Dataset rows
· · · ·

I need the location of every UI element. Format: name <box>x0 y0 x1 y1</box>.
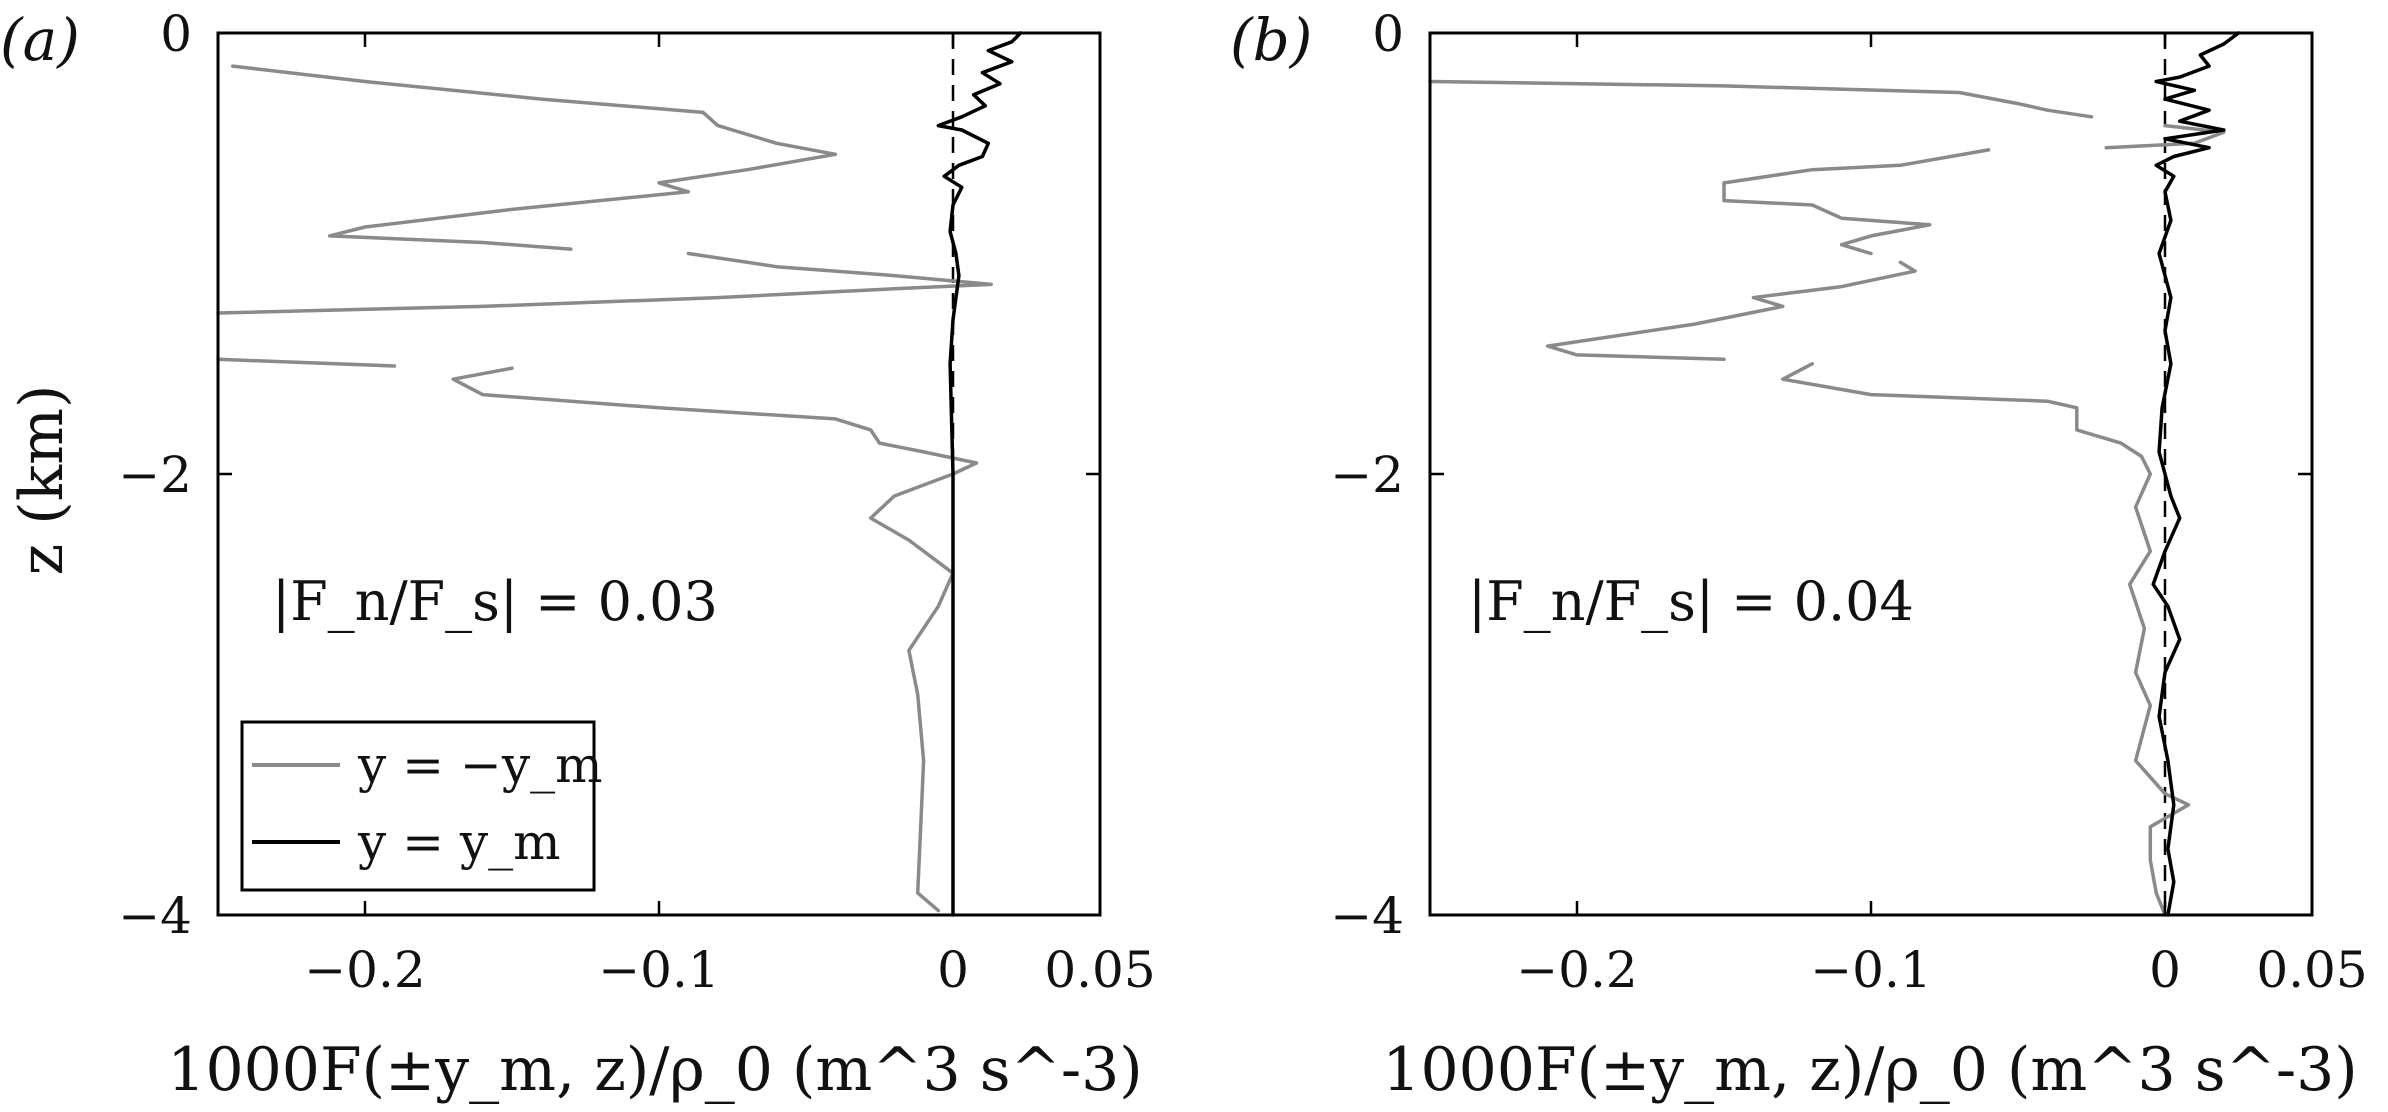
y-tick-label: 0 <box>1372 5 1404 63</box>
y-tick-label: −2 <box>1330 446 1404 504</box>
panel-label: (b) <box>1230 6 1312 74</box>
series-line-north <box>936 31 1023 917</box>
y-tick-label: 0 <box>160 5 192 63</box>
legend-label-south: y = −y_m <box>357 736 602 794</box>
series-line-north <box>2151 31 2241 917</box>
plot-lines <box>1428 31 2241 917</box>
legend-label-north: y = y_m <box>357 813 561 871</box>
y-tick-label: −4 <box>1330 887 1404 945</box>
legend-box <box>240 720 596 892</box>
y-tick-label: −4 <box>118 887 192 945</box>
plot-frame <box>216 31 1102 917</box>
x-tick-label: −0.2 <box>1516 941 1637 999</box>
panel-b: (b) 1000F(±y_m, z)/ρ_0 (m^3 s^-3) |F_n/F… <box>1230 5 2368 1105</box>
x-axis-title: 1000F(±y_m, z)/ρ_0 (m^3 s^-3) <box>1382 1035 2357 1105</box>
axis-ticks: −0.2 −0.1 0 0.05 0 −2 −4 <box>1330 5 2367 999</box>
x-tick-label: −0.2 <box>304 941 425 999</box>
flux-ratio-annotation: |F_n/F_s| = 0.04 <box>1468 570 1914 633</box>
y-axis-title: z (km) <box>7 385 77 576</box>
plot-frame <box>1428 31 2314 917</box>
series-line-south <box>1428 79 2226 917</box>
series-line-south <box>216 64 993 913</box>
panel-label: (a) <box>0 6 80 74</box>
panel-a: (a) z (km) 1000F(±y_m, z)/ρ_0 (m^3 s^-3)… <box>0 5 1156 1105</box>
x-tick-label: 0.05 <box>1044 941 1155 999</box>
x-tick-label: −0.1 <box>598 941 719 999</box>
plot-lines <box>216 31 1023 917</box>
flux-ratio-annotation: |F_n/F_s| = 0.03 <box>272 570 718 633</box>
legend: y = −y_m y = y_m <box>240 720 602 892</box>
x-tick-label: 0 <box>937 941 969 999</box>
y-tick-label: −2 <box>118 446 192 504</box>
x-tick-label: 0.05 <box>2256 941 2367 999</box>
x-tick-label: 0 <box>2149 941 2181 999</box>
x-tick-label: −0.1 <box>1810 941 1931 999</box>
x-axis-title: 1000F(±y_m, z)/ρ_0 (m^3 s^-3) <box>167 1035 1142 1105</box>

· · · ·

Work to complete
In the stretch of the data from the line containing "y-tick-label: 0 <box>1372 5 1404 63</box>" through the line containing "y-tick-label: −2 <box>118 446 192 504</box>", switch every "plot-frame" to "axes-frame" and return only those lines, otherwise unchanged.

Result for this task
y-tick-label: 0 <box>1372 5 1404 63</box>
y-tick-label: −2 <box>1330 446 1404 504</box>
panel-label: (b) <box>1230 6 1312 74</box>
series-line-north <box>936 31 1023 917</box>
y-tick-label: 0 <box>160 5 192 63</box>
legend-label-south: y = −y_m <box>357 736 602 794</box>
series-line-north <box>2151 31 2241 917</box>
plot-lines <box>1428 31 2241 917</box>
legend-label-north: y = y_m <box>357 813 561 871</box>
y-tick-label: −4 <box>1330 887 1404 945</box>
legend-box <box>240 720 596 892</box>
y-tick-label: −4 <box>118 887 192 945</box>
axes-frame <box>216 31 1102 917</box>
x-tick-label: −0.2 <box>1516 941 1637 999</box>
panel-b: (b) 1000F(±y_m, z)/ρ_0 (m^3 s^-3) |F_n/F… <box>1230 5 2368 1105</box>
x-axis-title: 1000F(±y_m, z)/ρ_0 (m^3 s^-3) <box>1382 1035 2357 1105</box>
axis-ticks: −0.2 −0.1 0 0.05 0 −2 −4 <box>1330 5 2367 999</box>
x-tick-label: −0.2 <box>304 941 425 999</box>
flux-ratio-annotation: |F_n/F_s| = 0.04 <box>1468 570 1914 633</box>
y-axis-title: z (km) <box>7 385 77 576</box>
axes-frame <box>1428 31 2314 917</box>
series-line-south <box>1428 79 2226 917</box>
series-line-south <box>216 64 993 913</box>
panel-label: (a) <box>0 6 80 74</box>
panel-a: (a) z (km) 1000F(±y_m, z)/ρ_0 (m^3 s^-3)… <box>0 5 1156 1105</box>
x-tick-label: 0.05 <box>1044 941 1155 999</box>
x-tick-label: −0.1 <box>598 941 719 999</box>
plot-lines <box>216 31 1023 917</box>
flux-ratio-annotation: |F_n/F_s| = 0.03 <box>272 570 718 633</box>
legend: y = −y_m y = y_m <box>240 720 602 892</box>
x-tick-label: 0 <box>937 941 969 999</box>
y-tick-label: −2 <box>118 446 192 504</box>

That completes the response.